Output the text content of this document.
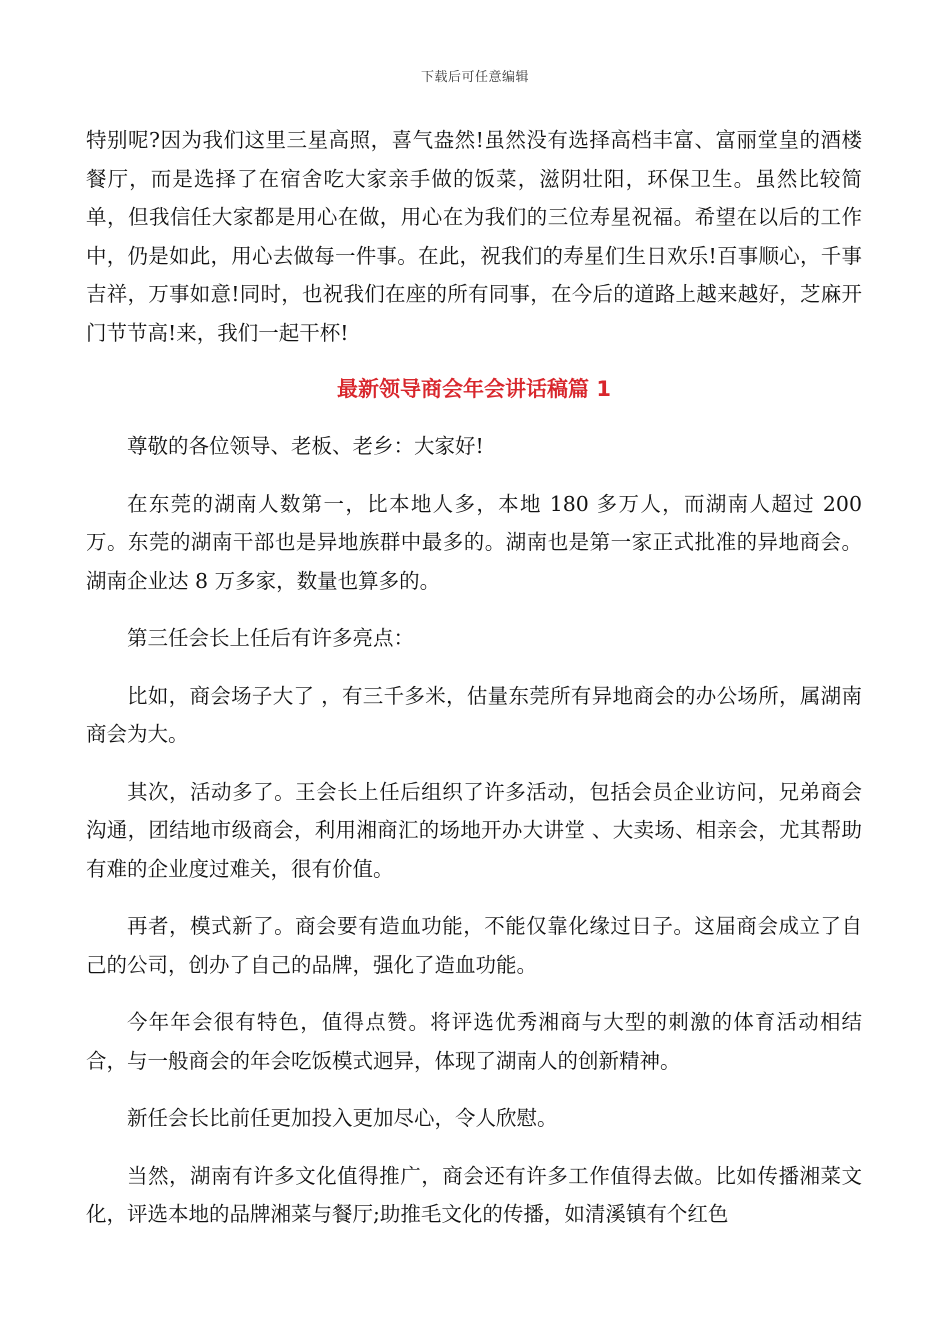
下载后可任意编辑

特别呢?因为我们这里三星高照，喜气盎然!虽然没有选择高档丰富、富丽堂皇的酒楼餐厅，而是选择了在宿舍吃大家亲手做的饭菜，滋阴壮阳，环保卫生。虽然比较简单，但我信任大家都是用心在做，用心在为我们的三位寿星祝福。希望在以后的工作中，仍是如此，用心去做每一件事。在此，祝我们的寿星们生日欢乐!百事顺心，千事吉祥，万事如意!同时，也祝我们在座的所有同事，在今后的道路上越来越好，芝麻开门节节高!来，我们一起干杯!

最新领导商会年会讲话稿篇 1

尊敬的各位领导、老板、老乡：大家好!

在东莞的湖南人数第一，比本地人多，本地 180 多万人，而湖南人超过 200 万。东莞的湖南干部也是异地族群中最多的。湖南也是第一家正式批准的异地商会。湖南企业达 8 万多家，数量也算多的。

第三任会长上任后有许多亮点：

比如，商会场子大了 ，有三千多米，估量东莞所有异地商会的办公场所，属湖南商会为大。

其次，活动多了。王会长上任后组织了许多活动，包括会员企业访问，兄弟商会沟通，团结地市级商会，利用湘商汇的场地开办大讲堂 、大卖场、相亲会，尤其帮助有难的企业度过难关，很有价值。

再者，模式新了。商会要有造血功能，不能仅靠化缘过日子。这届商会成立了自己的公司，创办了自己的品牌，强化了造血功能。

今年年会很有特色，值得点赞。将评选优秀湘商与大型的刺激的体育活动相结合，与一般商会的年会吃饭模式迥异，体现了湖南人的创新精神。

新任会长比前任更加投入更加尽心，令人欣慰。

当然，湖南有许多文化值得推广，商会还有许多工作值得去做。比如传播湘菜文化，评选本地的品牌湘菜与餐厅;助推毛文化的传播，如清溪镇有个红色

+++

Transcribe each entry precisely as given, leaving the pictures out.

Output the text content of this document.
下载后可任意编辑

特别呢?因为我们这里三星高照，喜气盎然!虽然没有选择高档丰富、富丽堂皇的酒楼餐厅，而是选择了在宿舍吃大家亲手做的饭菜，滋阴壮阳，环保卫生。虽然比较简单，但我信任大家都是用心在做，用心在为我们的三位寿星祝福。希望在以后的工作中，仍是如此，用心去做每一件事。在此，祝我们的寿星们生日欢乐!百事顺心，千事吉祥，万事如意!同时，也祝我们在座的所有同事，在今后的道路上越来越好，芝麻开门节节高!来，我们一起干杯!

最新领导商会年会讲话稿篇 1

尊敬的各位领导、老板、老乡：大家好!

在东莞的湖南人数第一，比本地人多，本地 180 多万人，而湖南人超过 200 万。东莞的湖南干部也是异地族群中最多的。湖南也是第一家正式批准的异地商会。湖南企业达 8 万多家，数量也算多的。

第三任会长上任后有许多亮点：

比如，商会场子大了 ，有三千多米，估量东莞所有异地商会的办公场所，属湖南商会为大。

其次，活动多了。王会长上任后组织了许多活动，包括会员企业访问，兄弟商会沟通，团结地市级商会，利用湘商汇的场地开办大讲堂 、大卖场、相亲会，尤其帮助有难的企业度过难关，很有价值。

再者，模式新了。商会要有造血功能，不能仅靠化缘过日子。这届商会成立了自己的公司，创办了自己的品牌，强化了造血功能。

今年年会很有特色，值得点赞。将评选优秀湘商与大型的刺激的体育活动相结合，与一般商会的年会吃饭模式迥异，体现了湖南人的创新精神。

新任会长比前任更加投入更加尽心，令人欣慰。

当然，湖南有许多文化值得推广，商会还有许多工作值得去做。比如传播湘菜文化，评选本地的品牌湘菜与餐厅;助推毛文化的传播，如清溪镇有个红色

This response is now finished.